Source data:
• • • • • • •

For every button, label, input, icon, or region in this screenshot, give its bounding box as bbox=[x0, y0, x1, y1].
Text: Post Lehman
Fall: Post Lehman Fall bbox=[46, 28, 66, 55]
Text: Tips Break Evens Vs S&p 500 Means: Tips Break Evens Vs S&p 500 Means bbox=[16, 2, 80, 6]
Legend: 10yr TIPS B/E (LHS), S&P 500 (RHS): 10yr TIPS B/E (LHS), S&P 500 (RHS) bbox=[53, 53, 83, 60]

• • • • • • •

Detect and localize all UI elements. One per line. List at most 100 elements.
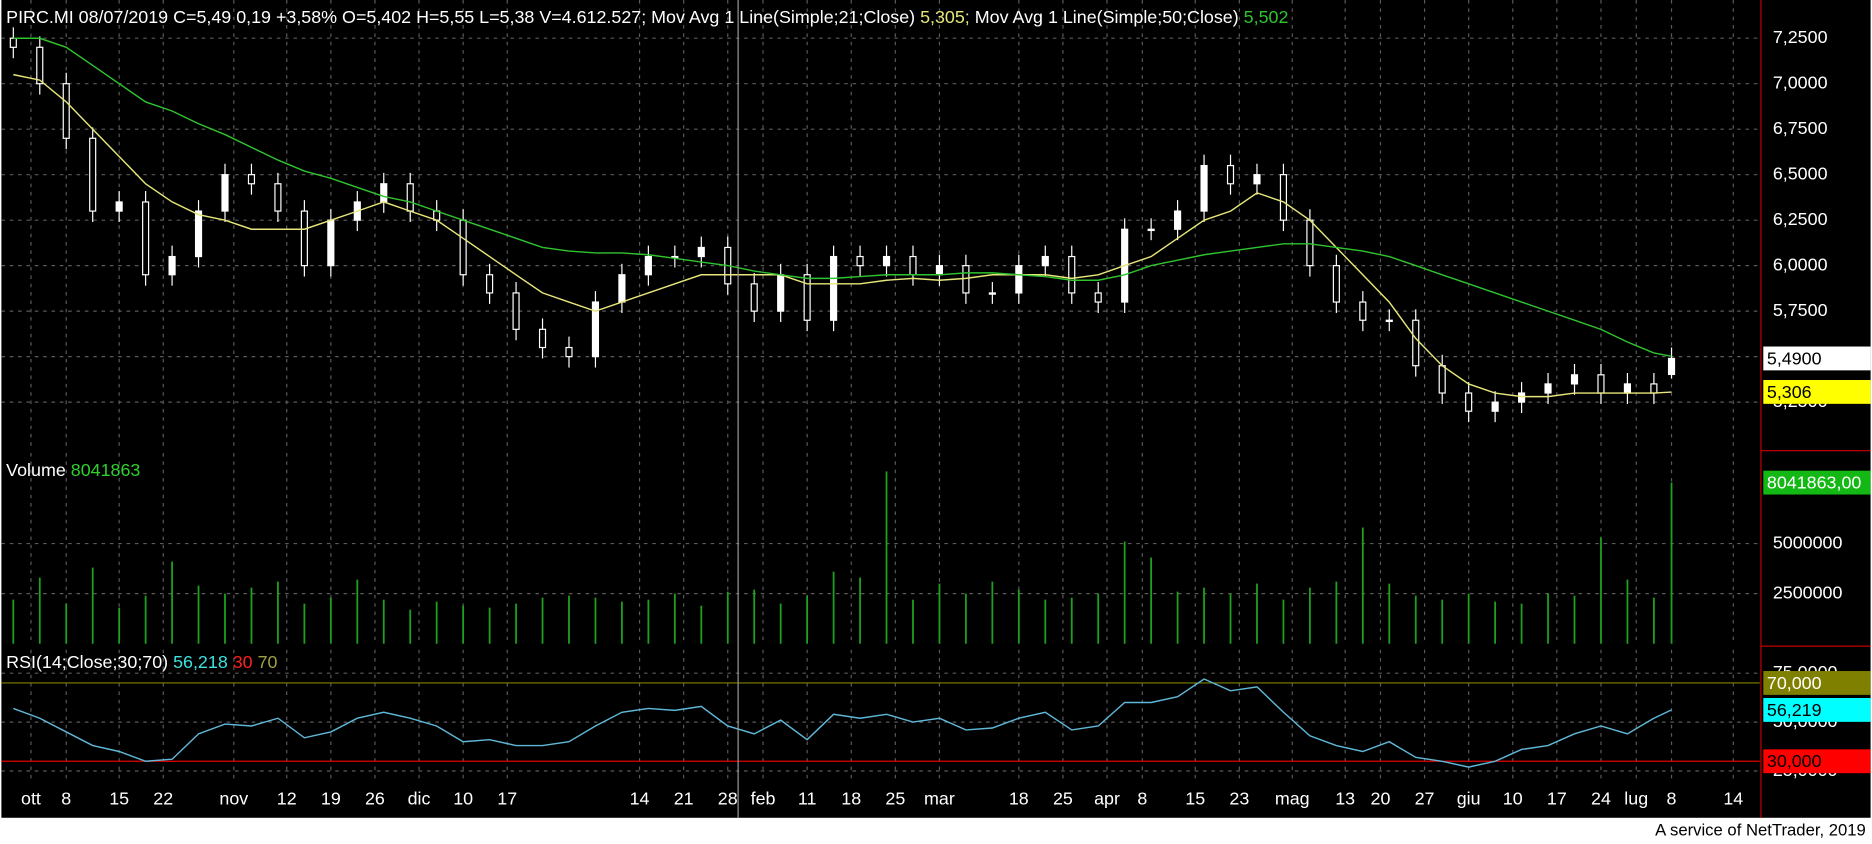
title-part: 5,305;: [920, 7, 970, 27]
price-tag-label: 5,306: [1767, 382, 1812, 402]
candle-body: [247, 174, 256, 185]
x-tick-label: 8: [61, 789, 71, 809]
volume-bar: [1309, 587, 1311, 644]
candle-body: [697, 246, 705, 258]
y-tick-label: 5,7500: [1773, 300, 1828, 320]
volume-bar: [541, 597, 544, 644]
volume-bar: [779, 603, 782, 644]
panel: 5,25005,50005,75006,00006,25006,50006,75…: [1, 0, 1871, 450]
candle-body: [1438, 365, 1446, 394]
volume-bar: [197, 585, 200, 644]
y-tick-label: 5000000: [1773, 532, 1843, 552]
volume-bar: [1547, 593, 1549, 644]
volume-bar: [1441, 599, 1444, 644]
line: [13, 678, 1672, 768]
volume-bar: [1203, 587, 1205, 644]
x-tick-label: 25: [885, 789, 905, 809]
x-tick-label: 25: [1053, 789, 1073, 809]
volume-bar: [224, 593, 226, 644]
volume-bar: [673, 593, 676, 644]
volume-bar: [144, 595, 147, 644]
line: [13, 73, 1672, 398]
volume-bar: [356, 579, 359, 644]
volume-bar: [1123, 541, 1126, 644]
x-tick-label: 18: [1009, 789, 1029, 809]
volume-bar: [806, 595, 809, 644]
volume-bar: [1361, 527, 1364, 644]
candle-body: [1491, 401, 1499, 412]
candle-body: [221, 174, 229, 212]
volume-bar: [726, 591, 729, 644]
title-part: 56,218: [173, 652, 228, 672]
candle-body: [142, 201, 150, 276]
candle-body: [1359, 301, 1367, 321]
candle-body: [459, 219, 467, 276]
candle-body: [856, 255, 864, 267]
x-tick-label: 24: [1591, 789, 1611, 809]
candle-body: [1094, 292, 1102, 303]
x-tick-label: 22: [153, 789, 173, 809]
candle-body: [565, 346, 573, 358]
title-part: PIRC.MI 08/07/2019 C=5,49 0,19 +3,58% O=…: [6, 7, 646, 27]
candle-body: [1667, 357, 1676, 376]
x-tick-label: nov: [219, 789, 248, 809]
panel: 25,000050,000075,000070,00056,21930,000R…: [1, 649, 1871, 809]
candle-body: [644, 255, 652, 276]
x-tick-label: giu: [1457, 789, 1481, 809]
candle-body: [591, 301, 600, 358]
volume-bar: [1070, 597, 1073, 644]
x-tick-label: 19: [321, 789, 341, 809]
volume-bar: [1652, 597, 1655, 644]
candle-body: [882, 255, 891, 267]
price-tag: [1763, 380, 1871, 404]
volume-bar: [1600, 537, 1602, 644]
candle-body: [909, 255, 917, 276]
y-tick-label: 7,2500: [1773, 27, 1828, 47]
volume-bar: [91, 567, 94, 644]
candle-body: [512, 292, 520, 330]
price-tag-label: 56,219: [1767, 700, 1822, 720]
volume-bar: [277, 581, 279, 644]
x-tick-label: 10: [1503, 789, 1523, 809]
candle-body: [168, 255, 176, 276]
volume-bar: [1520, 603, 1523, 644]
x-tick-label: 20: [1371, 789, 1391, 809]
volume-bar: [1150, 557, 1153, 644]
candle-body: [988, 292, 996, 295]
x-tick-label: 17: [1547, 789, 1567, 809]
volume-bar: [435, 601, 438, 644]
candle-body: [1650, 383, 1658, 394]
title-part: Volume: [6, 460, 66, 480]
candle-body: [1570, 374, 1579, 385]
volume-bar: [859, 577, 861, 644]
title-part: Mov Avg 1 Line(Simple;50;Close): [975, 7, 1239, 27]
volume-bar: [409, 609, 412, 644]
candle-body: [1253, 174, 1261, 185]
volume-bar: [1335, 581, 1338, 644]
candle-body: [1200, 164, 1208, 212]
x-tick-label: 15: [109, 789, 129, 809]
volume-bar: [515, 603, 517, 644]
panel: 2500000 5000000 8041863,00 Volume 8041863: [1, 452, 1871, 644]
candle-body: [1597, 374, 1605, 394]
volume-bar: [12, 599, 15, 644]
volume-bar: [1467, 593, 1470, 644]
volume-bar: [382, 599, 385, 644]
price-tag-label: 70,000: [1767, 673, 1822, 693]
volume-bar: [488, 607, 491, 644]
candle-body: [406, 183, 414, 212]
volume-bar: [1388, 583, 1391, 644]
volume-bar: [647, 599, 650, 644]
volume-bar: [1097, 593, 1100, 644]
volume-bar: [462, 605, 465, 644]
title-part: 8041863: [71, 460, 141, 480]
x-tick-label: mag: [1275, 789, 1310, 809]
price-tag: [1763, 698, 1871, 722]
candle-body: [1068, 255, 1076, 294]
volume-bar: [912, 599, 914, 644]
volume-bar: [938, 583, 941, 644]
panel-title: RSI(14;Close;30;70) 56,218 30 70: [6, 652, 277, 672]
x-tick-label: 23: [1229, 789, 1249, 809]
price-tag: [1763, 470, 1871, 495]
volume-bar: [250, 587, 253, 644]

• • • • • • •

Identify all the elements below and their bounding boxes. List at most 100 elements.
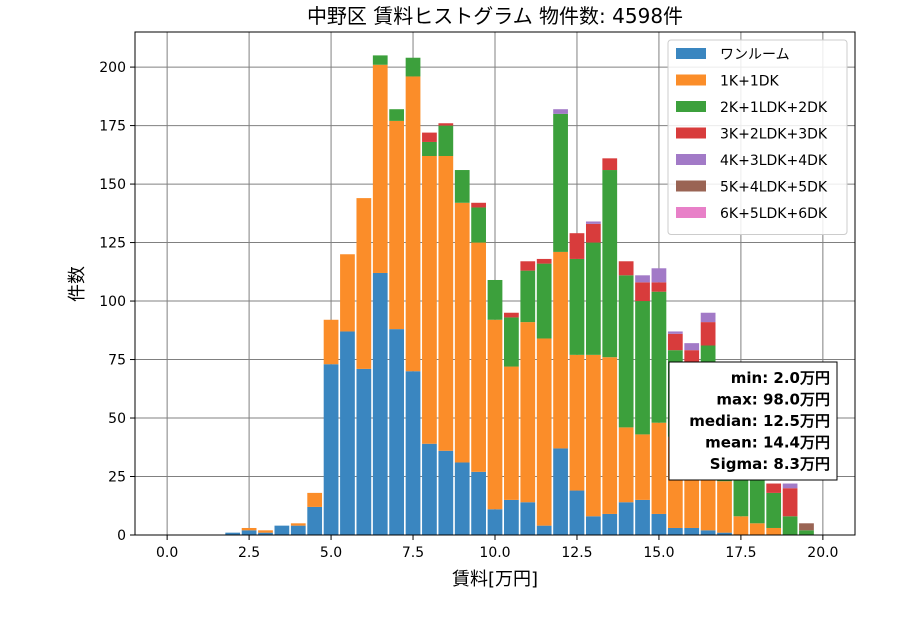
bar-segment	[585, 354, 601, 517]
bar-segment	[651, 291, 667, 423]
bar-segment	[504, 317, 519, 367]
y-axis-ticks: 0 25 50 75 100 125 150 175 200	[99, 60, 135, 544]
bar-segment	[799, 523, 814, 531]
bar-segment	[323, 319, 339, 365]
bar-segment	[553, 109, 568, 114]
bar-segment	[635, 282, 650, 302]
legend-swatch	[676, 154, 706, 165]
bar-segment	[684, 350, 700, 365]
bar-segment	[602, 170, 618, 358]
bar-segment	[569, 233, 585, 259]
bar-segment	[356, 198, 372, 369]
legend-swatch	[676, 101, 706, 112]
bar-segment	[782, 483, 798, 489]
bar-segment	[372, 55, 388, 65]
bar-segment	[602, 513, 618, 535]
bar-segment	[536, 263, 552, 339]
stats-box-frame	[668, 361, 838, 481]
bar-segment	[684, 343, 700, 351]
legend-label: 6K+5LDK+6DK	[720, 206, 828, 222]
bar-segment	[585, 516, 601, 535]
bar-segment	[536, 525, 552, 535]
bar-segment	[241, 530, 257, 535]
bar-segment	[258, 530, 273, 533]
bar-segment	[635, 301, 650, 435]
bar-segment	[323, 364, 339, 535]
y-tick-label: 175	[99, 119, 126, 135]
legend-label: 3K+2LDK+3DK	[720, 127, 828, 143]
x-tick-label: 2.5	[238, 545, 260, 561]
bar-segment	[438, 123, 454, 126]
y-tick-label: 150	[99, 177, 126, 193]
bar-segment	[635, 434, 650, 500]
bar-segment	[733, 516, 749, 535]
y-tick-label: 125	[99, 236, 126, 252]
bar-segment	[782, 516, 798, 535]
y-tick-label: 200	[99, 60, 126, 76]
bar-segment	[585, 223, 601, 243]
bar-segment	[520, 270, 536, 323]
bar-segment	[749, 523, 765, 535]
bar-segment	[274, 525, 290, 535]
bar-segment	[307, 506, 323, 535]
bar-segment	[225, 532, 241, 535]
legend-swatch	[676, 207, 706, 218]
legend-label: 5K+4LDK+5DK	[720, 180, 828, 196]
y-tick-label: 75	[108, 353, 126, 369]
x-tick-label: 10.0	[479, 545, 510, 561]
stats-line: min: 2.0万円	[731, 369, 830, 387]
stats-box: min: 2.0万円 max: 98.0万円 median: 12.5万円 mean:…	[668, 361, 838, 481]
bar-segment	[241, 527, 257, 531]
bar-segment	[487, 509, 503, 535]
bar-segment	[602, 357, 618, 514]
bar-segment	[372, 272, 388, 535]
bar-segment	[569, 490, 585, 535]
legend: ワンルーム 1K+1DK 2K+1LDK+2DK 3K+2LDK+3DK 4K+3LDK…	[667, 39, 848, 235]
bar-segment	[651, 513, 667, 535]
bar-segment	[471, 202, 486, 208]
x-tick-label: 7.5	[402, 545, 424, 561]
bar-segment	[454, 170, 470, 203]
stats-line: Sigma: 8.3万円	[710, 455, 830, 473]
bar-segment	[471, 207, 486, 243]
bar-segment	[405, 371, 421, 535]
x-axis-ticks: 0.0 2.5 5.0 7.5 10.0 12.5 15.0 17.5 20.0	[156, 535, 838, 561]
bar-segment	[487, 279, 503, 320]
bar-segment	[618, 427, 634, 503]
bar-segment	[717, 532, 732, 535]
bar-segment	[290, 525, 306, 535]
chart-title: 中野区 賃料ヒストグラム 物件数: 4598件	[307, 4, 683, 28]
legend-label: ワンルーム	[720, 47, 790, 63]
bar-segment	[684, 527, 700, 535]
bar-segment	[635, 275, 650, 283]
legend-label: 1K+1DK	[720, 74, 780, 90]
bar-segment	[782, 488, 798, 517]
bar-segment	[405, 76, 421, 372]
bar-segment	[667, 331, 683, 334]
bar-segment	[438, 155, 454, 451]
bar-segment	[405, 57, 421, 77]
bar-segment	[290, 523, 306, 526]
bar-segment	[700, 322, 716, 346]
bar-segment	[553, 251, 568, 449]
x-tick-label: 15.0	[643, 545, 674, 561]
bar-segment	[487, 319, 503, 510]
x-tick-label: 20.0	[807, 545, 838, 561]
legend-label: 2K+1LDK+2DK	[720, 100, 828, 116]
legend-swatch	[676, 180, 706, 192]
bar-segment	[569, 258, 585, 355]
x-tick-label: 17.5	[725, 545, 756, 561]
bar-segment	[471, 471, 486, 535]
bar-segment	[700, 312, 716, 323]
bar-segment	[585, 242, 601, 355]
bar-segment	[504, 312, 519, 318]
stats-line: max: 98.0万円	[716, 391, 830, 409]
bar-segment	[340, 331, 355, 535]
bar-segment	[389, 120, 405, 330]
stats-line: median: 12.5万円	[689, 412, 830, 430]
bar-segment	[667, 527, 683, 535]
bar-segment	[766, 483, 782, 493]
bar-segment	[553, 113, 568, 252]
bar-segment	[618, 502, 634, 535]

• • • • • • •

▶ **WHAT YOU ARE ASKED TO DO**: Count the lines of the items above that contain the string "most", matching case exactly, and reply with only the number.

▶ **REPLY TO THE EXERCISE**: 2